>> START Task inputs

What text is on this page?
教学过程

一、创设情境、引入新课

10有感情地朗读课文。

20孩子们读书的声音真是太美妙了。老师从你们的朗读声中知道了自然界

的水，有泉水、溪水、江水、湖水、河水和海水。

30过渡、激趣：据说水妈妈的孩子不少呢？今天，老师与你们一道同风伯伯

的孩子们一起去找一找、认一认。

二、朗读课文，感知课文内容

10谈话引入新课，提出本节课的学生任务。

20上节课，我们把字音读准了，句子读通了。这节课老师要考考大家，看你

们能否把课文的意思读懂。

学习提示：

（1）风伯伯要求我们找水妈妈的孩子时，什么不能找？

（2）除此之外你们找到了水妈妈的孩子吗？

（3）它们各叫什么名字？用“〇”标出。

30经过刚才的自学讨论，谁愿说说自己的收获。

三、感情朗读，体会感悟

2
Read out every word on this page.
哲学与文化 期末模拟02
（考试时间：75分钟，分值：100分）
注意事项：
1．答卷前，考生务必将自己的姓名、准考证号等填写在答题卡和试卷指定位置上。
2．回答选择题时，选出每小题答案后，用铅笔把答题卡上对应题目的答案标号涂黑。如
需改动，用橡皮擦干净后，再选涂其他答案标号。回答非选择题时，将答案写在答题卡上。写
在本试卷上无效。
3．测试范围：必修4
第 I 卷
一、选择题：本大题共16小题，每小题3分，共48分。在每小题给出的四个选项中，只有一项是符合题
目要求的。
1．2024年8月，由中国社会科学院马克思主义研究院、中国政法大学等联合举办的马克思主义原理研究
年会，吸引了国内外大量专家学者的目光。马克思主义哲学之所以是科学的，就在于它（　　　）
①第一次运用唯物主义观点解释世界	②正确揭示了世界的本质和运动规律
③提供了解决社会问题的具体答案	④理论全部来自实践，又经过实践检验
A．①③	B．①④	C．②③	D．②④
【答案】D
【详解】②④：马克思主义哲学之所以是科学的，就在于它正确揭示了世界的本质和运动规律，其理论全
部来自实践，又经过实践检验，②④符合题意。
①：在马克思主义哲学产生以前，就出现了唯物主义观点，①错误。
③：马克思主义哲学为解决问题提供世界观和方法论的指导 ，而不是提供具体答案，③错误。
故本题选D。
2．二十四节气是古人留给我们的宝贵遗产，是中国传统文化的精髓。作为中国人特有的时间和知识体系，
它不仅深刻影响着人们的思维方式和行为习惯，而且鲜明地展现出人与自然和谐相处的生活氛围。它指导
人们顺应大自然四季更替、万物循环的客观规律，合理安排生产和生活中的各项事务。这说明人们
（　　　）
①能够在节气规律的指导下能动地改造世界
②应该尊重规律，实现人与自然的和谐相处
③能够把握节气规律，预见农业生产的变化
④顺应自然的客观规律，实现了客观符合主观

>> END Task inputs

*The task*
Establish how many lines of the material above hold the word "page". Nothing but the count should be returned.

*The completed task*
2